### EXERCISE TASK
Track down each line that has the word "HZSJ" and copy it.

### DATA FOR THIS EXERCISE
--

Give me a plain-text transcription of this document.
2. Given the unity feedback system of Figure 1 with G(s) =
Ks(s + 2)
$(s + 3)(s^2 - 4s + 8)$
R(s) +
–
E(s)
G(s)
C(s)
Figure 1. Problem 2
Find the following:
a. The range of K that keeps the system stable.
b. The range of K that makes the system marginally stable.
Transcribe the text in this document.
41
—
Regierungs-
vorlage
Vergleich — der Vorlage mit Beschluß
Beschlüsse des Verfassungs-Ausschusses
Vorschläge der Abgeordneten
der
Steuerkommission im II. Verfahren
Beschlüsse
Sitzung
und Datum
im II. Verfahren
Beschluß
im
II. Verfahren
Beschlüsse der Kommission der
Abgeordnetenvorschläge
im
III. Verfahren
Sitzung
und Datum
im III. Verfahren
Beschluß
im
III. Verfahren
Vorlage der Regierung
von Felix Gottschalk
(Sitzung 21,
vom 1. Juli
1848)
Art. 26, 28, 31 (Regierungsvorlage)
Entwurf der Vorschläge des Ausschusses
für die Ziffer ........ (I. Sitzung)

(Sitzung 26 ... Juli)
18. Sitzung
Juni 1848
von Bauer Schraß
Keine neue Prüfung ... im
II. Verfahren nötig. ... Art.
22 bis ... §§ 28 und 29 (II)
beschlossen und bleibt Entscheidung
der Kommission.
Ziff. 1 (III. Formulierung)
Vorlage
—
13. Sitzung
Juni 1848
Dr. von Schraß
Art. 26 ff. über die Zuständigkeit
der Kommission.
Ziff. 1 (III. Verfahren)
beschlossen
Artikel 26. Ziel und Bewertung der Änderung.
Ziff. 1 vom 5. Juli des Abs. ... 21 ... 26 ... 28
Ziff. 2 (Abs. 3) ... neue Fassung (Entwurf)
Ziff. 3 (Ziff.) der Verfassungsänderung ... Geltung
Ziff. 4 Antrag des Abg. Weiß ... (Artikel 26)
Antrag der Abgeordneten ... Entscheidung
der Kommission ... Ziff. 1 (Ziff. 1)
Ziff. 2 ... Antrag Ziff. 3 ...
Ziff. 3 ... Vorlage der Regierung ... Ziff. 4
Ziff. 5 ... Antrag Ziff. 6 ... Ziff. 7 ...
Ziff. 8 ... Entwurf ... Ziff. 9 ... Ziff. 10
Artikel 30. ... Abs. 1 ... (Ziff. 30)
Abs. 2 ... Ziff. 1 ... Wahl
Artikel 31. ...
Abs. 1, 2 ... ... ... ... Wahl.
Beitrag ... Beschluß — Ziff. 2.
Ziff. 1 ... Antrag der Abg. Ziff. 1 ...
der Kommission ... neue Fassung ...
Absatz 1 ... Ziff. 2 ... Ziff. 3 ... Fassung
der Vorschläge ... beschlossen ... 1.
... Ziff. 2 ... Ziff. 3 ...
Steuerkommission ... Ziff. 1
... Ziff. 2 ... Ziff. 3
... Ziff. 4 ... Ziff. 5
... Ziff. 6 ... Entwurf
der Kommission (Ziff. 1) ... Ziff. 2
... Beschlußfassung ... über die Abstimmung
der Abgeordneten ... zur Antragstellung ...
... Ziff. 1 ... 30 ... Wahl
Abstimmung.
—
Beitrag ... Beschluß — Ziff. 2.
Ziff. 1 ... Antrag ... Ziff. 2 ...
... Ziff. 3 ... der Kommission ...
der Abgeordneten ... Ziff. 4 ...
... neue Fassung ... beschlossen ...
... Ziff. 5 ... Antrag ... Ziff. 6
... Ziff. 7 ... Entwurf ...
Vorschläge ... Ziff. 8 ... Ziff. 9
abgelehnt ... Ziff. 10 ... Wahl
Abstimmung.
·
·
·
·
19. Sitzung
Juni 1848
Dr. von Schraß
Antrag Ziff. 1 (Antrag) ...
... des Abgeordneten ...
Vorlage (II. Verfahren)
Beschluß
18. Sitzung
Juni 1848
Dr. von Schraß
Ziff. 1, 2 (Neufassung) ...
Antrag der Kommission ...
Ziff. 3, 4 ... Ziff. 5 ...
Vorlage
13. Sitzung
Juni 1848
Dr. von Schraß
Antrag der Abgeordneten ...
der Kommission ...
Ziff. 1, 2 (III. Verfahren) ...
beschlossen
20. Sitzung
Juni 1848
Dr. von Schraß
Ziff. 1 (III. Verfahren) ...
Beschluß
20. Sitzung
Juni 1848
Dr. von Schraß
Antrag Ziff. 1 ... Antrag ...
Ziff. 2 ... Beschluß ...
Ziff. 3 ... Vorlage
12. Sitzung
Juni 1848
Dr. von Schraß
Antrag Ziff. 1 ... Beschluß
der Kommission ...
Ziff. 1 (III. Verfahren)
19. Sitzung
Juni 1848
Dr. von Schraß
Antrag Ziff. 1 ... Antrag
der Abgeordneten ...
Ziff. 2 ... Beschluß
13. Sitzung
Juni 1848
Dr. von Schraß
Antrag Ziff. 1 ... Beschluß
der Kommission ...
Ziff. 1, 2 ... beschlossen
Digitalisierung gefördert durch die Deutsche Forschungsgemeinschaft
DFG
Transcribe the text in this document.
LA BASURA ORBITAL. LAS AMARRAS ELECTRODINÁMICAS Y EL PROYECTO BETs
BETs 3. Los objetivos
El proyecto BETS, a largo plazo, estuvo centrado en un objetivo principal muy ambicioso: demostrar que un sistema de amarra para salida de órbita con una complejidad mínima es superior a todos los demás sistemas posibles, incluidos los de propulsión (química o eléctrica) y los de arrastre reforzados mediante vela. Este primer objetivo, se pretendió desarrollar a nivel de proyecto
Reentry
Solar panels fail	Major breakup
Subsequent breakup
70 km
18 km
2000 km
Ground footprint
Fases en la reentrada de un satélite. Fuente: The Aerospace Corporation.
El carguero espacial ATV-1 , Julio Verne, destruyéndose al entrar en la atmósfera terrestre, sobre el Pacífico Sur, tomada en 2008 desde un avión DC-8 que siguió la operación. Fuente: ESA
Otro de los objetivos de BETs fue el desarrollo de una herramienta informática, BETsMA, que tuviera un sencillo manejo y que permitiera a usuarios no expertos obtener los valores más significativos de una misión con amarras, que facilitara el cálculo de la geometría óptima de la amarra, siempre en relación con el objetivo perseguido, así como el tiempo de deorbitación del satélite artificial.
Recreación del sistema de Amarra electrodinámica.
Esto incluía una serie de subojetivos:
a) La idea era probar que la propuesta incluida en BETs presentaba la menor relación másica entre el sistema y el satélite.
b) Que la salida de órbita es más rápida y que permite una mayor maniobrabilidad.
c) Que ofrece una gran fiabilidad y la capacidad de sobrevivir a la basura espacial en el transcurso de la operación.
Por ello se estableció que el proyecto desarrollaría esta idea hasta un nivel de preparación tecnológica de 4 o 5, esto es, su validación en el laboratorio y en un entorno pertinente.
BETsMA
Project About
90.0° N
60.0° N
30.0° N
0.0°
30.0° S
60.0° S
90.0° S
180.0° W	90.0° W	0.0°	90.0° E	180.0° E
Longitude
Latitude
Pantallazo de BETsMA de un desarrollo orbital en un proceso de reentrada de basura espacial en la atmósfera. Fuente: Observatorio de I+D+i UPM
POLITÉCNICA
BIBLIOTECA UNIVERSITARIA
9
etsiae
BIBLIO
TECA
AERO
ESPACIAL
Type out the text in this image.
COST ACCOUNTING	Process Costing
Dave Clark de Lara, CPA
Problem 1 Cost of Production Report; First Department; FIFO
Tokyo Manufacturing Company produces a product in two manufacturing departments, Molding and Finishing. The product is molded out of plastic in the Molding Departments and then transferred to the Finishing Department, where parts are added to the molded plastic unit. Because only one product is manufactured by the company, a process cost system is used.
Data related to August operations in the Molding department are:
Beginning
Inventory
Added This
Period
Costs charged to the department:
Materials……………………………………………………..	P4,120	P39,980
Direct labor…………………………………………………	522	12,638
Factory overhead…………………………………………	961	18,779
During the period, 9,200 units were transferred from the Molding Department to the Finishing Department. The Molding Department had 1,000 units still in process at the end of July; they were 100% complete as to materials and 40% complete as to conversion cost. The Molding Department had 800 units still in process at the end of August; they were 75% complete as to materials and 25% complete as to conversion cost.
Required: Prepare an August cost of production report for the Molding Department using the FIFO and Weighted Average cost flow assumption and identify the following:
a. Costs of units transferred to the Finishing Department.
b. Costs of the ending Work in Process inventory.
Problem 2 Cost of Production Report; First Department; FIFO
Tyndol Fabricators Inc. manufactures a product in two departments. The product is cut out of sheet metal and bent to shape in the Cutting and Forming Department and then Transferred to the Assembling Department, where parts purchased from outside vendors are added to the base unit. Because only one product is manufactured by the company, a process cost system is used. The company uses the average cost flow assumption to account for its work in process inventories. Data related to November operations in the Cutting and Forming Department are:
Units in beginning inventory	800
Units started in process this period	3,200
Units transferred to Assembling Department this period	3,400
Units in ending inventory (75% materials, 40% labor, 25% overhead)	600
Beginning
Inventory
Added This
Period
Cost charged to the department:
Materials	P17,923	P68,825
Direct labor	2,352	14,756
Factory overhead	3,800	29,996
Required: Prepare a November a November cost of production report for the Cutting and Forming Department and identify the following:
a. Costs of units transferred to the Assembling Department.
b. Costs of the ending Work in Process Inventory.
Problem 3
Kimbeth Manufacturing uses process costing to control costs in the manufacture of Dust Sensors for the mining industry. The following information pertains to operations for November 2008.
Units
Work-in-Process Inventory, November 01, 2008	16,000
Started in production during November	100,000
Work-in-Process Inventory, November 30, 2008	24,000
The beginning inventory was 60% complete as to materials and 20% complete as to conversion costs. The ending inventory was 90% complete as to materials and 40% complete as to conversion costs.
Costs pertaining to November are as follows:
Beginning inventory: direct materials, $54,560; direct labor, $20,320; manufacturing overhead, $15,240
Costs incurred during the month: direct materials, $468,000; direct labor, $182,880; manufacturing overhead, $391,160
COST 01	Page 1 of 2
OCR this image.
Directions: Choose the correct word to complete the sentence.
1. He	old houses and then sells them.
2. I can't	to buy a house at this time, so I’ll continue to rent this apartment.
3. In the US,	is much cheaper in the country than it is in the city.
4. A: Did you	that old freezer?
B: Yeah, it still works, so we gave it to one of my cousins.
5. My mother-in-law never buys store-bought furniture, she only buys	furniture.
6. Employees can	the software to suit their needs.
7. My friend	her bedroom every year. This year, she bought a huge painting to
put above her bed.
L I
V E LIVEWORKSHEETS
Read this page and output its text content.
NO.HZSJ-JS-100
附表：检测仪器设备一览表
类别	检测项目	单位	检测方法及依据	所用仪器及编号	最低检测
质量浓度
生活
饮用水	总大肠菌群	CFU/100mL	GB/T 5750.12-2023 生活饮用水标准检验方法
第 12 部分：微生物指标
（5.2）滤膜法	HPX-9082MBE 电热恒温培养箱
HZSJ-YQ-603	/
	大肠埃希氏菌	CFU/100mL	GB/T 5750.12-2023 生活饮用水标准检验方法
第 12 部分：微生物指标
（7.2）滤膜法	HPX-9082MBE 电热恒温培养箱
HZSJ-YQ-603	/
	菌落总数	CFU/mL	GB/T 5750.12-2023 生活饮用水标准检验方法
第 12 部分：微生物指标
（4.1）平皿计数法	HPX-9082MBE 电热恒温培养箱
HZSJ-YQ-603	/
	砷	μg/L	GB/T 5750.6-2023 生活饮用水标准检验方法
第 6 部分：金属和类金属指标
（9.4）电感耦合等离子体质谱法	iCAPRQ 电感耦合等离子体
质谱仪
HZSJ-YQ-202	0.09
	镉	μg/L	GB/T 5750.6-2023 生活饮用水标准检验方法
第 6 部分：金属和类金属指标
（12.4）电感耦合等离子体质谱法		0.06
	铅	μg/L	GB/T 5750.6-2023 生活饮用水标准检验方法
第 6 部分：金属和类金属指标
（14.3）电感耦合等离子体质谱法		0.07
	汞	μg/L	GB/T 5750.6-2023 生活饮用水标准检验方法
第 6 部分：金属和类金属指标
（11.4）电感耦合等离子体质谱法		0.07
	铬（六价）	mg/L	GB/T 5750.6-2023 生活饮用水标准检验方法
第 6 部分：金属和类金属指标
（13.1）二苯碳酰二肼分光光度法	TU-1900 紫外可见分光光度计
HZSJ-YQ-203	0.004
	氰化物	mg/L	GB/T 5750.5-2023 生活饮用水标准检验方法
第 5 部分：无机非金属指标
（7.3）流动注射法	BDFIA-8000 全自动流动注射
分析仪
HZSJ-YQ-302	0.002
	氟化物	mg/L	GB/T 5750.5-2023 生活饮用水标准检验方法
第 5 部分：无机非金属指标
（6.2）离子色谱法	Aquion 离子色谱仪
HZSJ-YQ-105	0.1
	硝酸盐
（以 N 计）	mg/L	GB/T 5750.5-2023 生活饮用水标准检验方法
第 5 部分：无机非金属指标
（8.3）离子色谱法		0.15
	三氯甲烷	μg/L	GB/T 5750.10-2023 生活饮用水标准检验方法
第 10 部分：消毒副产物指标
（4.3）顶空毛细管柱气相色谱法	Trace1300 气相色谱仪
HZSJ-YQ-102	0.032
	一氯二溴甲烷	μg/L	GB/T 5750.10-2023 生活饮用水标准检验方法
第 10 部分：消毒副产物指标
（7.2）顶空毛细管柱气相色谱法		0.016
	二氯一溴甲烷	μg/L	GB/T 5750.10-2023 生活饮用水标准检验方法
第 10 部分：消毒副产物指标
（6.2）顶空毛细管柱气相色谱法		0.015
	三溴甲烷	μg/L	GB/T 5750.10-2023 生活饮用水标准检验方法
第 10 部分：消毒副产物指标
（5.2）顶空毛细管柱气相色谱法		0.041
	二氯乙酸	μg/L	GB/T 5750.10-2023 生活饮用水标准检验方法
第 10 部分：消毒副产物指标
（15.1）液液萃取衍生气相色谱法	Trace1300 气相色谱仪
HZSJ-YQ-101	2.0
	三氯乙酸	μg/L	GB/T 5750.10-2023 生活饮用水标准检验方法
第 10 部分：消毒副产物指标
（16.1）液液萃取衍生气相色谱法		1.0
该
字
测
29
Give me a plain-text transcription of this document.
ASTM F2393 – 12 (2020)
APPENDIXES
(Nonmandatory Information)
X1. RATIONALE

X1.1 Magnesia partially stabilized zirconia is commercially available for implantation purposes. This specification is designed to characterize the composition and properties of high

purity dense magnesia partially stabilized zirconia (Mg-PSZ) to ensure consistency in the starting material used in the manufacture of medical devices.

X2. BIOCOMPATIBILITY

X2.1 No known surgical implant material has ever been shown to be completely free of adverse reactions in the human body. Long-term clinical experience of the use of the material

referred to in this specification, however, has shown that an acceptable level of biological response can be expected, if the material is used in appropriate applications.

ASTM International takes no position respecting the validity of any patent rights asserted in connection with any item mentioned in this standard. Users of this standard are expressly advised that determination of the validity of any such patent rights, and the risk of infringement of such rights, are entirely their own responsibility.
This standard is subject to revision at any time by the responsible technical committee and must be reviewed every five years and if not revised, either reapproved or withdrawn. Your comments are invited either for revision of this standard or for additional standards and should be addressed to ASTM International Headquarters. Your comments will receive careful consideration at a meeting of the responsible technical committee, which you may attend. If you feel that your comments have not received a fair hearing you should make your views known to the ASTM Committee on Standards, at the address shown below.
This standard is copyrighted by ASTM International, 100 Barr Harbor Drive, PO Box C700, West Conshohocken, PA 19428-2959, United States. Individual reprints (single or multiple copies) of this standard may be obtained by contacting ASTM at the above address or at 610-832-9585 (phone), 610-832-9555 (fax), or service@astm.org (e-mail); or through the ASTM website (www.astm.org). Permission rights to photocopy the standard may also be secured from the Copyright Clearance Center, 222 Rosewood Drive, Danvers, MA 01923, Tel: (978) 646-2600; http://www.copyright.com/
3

--

### EXERCISE RESPONSE
NO.HZSJ-JS-100
HZSJ-YQ-603	/
HZSJ-YQ-603	/
HZSJ-YQ-603	/
HZSJ-YQ-202	0.09
HZSJ-YQ-203	0.004
HZSJ-YQ-302	0.002
HZSJ-YQ-105	0.1
HZSJ-YQ-102	0.032
HZSJ-YQ-101	2.0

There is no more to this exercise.